**Prompt:**
Retype the data that follows line by line, exactly, and leave its pictures out.

<<<<

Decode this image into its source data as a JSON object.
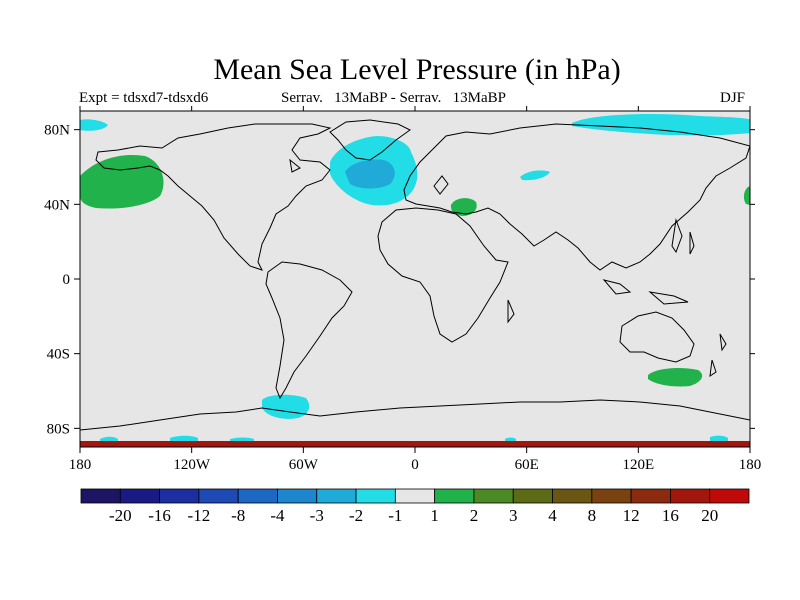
{
  "title": "Mean Sea Level Pressure (in hPa)",
  "experiment_label": "Expt = tdsxd7-tdsxd6",
  "runs_label": "Serrav.   13MaBP - Serrav.   13MaBP",
  "season_label": "DJF",
  "map": {
    "projection": "cylindrical equidistant",
    "lon_range": [
      -180,
      180
    ],
    "lat_range": [
      -90,
      90
    ],
    "background_color": "#e6e6e6",
    "lon_ticks": [
      {
        "value": -180,
        "label": "180"
      },
      {
        "value": -120,
        "label": "120W"
      },
      {
        "value": -60,
        "label": "60W"
      },
      {
        "value": 0,
        "label": "0"
      },
      {
        "value": 60,
        "label": "60E"
      },
      {
        "value": 120,
        "label": "120E"
      },
      {
        "value": 180,
        "label": "180"
      }
    ],
    "lat_ticks": [
      {
        "value": 80,
        "label": "80N"
      },
      {
        "value": 40,
        "label": "40N"
      },
      {
        "value": 0,
        "label": "0"
      },
      {
        "value": -40,
        "label": "40S"
      },
      {
        "value": -80,
        "label": "80S"
      }
    ]
  },
  "colorbar": {
    "colors": [
      "#1e1464",
      "#1a1a84",
      "#1d2fa0",
      "#1f49b4",
      "#1d68c4",
      "#1e86cf",
      "#1faad8",
      "#22dde6",
      "#e6e6e6",
      "#21b24b",
      "#4b8a25",
      "#5e6b16",
      "#6a5612",
      "#7a4210",
      "#8c2a10",
      "#a3160e",
      "#c00a0a"
    ],
    "labels": [
      "-20",
      "-16",
      "-12",
      "-8",
      "-4",
      "-3",
      "-2",
      "-1",
      "1",
      "2",
      "3",
      "4",
      "8",
      "12",
      "16",
      "20"
    ]
  }
}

>>>>

**Answer to this task:**
Decode this image into its source data as a JSON object.
{
  "title": "Mean Sea Level Pressure (in hPa)",
  "experiment_label": "Expt = tdsxd7-tdsxd6",
  "runs_label": "Serrav.   13MaBP - Serrav.   13MaBP",
  "season_label": "DJF",
  "map": {
    "projection": "cylindrical equidistant",
    "lon_range": [
      -180,
      180
    ],
    "lat_range": [
      -90,
      90
    ],
    "background_color": "#e6e6e6",
    "lon_ticks": [
      {
        "value": -180,
        "label": "180"
      },
      {
        "value": -120,
        "label": "120W"
      },
      {
        "value": -60,
        "label": "60W"
      },
      {
        "value": 0,
        "label": "0"
      },
      {
        "value": 60,
        "label": "60E"
      },
      {
        "value": 120,
        "label": "120E"
      },
      {
        "value": 180,
        "label": "180"
      }
    ],
    "lat_ticks": [
      {
        "value": 80,
        "label": "80N"
      },
      {
        "value": 40,
        "label": "40N"
      },
      {
        "value": 0,
        "label": "0"
      },
      {
        "value": -40,
        "label": "40S"
      },
      {
        "value": -80,
        "label": "80S"
      }
    ]
  },
  "colorbar": {
    "colors": [
      "#1e1464",
      "#1a1a84",
      "#1d2fa0",
      "#1f49b4",
      "#1d68c4",
      "#1e86cf",
      "#1faad8",
      "#22dde6",
      "#e6e6e6",
      "#21b24b",
      "#4b8a25",
      "#5e6b16",
      "#6a5612",
      "#7a4210",
      "#8c2a10",
      "#a3160e",
      "#c00a0a"
    ],
    "labels": [
      "-20",
      "-16",
      "-12",
      "-8",
      "-4",
      "-3",
      "-2",
      "-1",
      "1",
      "2",
      "3",
      "4",
      "8",
      "12",
      "16",
      "20"
    ]
  }
}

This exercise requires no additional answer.